• Défis:
- 1) Répondez brièvement aux questions suivantes sur l'extrait consacré aux trois condamnés.
(a) Dans quel état d'esprit Morey se montre-t-il pendant la toilette ?
(b) Sur quoi Pépin interroge-t-il les aides du bourreau ?
(c) À qui Fieschi déclare-t-il laisser sa tête ?
- 2) Reprenez, s'il vous plaît, l'extrait consacré aux trois condamnés juste après sa dernière phrase, en poursuivant le récit.

• Extrait fourni:
____________________
Les trois condamnés furent réunis dans l’avant-greffe pour subir l’inutile et cruelle
cérémonie de la toilette ; chacun s’y montra selon son caractère ; Morey toujours
absorbé ; Pépin questionnant les aides du bourreau sur les détails de l’exécution ;
Fieschi verbeux, plein de jactance et cherchant peut-être à s’étourdir à force de
bruit. Il y avait là un certain nombre de personnes, les trois aumôniers, l’exécuteur
et ses aides, le directeur de la prison, les gardiens, les soldats ; c’était une sorte
de public, et Fieschi ne perdit pas cette occasion de dire encore quelques niaiseries
redondantes : « Je laisse ma tête à M. Lavocat, mon âme à Dieu, mon cœur à la terre.
____________________
• Données fournies:
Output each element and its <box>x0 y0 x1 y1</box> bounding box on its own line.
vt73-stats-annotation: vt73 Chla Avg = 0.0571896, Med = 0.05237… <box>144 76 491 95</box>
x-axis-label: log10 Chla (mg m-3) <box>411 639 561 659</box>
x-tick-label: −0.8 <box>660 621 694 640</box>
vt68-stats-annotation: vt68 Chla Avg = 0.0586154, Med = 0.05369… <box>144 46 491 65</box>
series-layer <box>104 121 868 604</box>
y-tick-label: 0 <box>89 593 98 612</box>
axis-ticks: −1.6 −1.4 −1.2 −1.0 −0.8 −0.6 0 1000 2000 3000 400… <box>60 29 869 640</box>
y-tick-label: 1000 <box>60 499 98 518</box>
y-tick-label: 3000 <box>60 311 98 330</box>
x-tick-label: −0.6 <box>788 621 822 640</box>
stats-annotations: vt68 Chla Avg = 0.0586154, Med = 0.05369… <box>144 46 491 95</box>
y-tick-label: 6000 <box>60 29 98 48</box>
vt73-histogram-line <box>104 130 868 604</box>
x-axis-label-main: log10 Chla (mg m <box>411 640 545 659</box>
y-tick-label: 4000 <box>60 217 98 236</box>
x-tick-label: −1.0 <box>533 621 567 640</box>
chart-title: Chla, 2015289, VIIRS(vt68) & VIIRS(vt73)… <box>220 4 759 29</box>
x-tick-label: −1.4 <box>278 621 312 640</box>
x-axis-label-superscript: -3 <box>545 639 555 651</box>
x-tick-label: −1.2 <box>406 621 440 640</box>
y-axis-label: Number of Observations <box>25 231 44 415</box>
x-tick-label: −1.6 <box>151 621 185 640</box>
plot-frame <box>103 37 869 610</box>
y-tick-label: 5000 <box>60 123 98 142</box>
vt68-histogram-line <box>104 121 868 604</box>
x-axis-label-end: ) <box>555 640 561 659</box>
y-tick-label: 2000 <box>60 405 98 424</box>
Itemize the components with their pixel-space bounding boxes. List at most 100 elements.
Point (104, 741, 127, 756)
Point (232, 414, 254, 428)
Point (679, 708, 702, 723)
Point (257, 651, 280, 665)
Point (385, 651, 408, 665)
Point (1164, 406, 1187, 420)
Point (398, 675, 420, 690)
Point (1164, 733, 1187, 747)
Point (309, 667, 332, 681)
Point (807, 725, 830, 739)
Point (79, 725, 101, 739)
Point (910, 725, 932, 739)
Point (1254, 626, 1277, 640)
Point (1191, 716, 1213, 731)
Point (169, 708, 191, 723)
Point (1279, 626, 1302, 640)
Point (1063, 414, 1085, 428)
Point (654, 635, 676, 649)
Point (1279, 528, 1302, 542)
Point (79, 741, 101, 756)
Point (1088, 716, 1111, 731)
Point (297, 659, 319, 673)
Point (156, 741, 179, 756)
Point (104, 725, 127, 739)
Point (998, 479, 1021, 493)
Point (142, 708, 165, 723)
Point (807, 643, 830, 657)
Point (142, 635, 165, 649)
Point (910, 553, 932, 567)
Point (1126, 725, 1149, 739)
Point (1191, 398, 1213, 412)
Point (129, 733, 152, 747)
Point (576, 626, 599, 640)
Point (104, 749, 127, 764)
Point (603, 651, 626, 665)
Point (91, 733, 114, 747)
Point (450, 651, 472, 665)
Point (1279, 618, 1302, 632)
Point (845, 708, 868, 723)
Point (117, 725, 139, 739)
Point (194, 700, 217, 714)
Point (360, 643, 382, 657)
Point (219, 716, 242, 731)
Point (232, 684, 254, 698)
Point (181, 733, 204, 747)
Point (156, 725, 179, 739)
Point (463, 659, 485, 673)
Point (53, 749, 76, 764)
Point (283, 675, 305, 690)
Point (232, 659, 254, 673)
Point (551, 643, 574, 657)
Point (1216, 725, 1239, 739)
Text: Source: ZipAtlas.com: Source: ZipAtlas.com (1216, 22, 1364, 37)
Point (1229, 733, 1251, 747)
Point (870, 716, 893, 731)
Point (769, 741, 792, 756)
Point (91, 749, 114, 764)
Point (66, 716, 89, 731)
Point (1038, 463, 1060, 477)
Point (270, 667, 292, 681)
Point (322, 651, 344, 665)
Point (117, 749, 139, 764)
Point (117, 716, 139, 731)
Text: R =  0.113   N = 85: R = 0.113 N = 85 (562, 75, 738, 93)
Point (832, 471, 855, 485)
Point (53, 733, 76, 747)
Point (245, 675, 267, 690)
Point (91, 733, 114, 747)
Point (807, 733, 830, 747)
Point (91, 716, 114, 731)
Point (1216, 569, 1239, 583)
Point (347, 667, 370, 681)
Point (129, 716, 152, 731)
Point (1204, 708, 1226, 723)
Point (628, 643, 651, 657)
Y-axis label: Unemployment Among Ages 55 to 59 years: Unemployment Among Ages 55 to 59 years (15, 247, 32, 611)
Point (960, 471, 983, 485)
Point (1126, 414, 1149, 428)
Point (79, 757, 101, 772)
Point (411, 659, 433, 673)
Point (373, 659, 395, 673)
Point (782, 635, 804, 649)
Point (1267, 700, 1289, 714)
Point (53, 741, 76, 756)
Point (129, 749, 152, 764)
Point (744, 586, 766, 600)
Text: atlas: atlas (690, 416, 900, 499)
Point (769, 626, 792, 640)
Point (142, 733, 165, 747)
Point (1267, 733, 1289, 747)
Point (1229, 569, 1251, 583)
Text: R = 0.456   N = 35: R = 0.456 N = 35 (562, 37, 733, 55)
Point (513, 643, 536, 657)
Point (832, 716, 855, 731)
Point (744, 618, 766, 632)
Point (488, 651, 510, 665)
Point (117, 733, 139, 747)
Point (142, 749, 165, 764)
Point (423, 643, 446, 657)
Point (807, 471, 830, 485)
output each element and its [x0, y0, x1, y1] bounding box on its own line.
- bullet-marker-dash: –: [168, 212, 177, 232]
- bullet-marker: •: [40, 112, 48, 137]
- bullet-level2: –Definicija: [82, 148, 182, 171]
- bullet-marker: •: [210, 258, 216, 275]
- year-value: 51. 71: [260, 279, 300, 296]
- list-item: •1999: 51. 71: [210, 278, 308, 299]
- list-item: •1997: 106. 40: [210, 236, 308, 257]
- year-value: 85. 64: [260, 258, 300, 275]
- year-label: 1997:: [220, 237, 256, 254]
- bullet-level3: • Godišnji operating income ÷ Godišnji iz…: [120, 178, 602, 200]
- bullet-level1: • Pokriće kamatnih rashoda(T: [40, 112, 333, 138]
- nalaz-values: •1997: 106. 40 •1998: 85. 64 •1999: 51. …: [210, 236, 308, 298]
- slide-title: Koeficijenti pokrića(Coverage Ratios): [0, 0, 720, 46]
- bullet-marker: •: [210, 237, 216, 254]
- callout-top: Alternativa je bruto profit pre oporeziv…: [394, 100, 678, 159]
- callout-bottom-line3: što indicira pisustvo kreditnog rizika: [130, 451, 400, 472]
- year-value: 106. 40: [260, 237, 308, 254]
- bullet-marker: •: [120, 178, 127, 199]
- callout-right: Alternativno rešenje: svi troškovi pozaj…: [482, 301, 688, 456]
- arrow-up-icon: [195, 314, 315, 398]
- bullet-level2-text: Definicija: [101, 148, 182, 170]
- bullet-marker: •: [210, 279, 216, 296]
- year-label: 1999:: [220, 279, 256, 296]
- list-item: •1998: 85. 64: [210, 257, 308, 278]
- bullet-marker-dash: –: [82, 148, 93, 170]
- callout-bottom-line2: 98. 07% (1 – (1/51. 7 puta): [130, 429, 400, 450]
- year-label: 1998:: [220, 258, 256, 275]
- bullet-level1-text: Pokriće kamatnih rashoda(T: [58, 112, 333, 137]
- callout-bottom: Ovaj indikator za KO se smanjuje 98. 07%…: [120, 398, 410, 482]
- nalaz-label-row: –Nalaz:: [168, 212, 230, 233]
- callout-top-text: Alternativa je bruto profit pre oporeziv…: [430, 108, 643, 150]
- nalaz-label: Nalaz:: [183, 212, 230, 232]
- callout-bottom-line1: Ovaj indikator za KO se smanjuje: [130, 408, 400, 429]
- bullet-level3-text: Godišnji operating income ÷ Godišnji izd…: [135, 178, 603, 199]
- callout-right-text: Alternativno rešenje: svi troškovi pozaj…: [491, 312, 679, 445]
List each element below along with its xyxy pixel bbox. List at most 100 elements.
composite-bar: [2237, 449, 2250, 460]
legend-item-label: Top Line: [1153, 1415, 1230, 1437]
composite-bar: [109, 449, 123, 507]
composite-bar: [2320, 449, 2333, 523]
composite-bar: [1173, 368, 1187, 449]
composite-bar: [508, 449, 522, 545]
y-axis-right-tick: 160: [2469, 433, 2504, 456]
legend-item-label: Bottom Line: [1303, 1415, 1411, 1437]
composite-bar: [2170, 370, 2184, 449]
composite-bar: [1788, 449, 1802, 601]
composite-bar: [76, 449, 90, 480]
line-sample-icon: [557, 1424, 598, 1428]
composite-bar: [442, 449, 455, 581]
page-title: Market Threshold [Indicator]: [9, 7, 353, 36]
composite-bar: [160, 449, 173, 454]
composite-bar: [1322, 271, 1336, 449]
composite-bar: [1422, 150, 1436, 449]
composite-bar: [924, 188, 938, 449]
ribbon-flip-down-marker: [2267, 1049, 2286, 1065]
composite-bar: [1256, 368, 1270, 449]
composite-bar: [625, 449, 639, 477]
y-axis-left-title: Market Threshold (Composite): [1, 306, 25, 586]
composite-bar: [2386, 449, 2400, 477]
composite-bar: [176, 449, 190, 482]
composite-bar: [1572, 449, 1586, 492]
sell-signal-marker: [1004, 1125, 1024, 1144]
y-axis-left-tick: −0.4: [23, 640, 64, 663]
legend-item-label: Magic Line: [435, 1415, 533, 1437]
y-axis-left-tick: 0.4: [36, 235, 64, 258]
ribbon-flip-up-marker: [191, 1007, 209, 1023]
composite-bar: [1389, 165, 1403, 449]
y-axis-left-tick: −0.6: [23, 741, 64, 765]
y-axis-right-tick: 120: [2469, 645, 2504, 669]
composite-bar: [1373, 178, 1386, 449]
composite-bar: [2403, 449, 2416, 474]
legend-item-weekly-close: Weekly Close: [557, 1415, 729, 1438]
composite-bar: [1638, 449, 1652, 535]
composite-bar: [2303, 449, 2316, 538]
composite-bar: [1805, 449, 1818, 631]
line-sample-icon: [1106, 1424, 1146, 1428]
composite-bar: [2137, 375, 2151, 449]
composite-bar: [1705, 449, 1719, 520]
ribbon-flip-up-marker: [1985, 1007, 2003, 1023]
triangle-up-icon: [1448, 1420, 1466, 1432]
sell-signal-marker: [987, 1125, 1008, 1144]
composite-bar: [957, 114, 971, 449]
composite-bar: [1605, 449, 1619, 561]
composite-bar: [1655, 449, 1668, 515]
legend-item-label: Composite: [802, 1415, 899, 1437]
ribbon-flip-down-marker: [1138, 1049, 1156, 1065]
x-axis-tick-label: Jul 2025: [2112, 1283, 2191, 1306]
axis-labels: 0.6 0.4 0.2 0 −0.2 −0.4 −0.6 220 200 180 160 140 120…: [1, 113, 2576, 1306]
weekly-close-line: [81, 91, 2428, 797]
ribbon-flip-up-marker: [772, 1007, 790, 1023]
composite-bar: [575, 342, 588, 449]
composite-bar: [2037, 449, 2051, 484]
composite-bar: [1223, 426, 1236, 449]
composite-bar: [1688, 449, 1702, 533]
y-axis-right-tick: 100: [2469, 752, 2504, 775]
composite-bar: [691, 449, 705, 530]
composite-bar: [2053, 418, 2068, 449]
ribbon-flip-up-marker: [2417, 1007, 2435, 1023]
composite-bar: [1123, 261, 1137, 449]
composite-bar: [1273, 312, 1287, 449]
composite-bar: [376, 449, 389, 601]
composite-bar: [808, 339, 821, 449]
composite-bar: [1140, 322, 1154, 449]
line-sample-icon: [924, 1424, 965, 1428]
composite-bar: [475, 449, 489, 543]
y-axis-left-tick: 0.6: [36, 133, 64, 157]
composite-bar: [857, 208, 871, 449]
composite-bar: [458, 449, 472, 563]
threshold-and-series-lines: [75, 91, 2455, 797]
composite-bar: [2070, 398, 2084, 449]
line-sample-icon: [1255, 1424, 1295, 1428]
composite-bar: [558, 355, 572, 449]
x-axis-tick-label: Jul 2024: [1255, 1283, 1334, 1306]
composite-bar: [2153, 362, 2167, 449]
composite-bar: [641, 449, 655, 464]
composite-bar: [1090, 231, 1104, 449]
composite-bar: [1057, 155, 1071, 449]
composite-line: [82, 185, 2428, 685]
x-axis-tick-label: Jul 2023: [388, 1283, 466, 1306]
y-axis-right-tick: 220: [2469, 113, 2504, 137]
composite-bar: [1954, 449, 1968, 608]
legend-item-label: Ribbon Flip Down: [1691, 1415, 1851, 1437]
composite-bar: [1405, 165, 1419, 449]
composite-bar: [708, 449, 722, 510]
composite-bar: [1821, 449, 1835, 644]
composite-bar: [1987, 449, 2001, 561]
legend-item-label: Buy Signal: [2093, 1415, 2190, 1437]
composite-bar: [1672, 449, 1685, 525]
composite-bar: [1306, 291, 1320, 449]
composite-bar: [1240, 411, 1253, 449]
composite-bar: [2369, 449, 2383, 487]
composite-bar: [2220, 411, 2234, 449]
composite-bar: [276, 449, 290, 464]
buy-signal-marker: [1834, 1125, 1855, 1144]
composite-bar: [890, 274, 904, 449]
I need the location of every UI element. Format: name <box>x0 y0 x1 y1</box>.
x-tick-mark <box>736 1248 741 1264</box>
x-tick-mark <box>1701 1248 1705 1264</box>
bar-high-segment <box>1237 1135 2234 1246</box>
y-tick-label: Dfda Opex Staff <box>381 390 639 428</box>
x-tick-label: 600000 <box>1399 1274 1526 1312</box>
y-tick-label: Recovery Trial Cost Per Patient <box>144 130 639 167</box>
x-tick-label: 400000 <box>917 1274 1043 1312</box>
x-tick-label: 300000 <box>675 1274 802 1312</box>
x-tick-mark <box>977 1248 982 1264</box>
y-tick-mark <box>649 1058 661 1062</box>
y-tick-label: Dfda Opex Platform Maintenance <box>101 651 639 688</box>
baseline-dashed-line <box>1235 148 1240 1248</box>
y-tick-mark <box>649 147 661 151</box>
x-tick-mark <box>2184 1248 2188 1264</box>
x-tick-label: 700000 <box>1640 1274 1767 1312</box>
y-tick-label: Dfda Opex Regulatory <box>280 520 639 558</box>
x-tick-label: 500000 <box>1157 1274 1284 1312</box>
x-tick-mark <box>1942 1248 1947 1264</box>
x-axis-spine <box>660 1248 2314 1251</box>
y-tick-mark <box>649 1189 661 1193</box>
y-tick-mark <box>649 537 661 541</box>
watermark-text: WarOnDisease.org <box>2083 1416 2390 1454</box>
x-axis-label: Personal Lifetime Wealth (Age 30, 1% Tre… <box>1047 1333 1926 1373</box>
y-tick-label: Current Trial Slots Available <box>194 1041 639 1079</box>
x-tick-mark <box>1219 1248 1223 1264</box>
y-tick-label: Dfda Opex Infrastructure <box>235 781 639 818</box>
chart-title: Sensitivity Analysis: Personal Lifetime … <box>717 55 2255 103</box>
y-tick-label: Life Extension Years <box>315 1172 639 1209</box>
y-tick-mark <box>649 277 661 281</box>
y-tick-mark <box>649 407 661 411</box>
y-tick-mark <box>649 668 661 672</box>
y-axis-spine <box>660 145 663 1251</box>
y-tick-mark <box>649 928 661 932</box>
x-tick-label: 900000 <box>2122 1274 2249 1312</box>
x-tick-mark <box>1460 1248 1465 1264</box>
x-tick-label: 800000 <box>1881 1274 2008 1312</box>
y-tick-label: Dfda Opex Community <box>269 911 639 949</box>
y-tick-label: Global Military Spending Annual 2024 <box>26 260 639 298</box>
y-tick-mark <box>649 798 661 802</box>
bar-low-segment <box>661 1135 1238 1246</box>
____________________
• Réponses attendues:
- 1)
(a) Il reste toujours absorbé.
(b) Sur les détails de l'exécution.
(c) À M. Lavocat.

- 2)
Où donc est M. Lavocat ? pourquoi ne vient-il pas ? Il faut qu’il me voie mourir, je
serai intrépide ; il n’aura pas à rougir de Fieschi ! Il baisait le crucifix,
embrassait l’aumônier, embrassait les gardiens et répétait : « Vous verrez comme je
saurai mourir ! » Puis il dit cette énormité : « Ma pauvre petite Nina, que va-t-elle
devenir ? Je la recommande à la duchesse de Trévise. »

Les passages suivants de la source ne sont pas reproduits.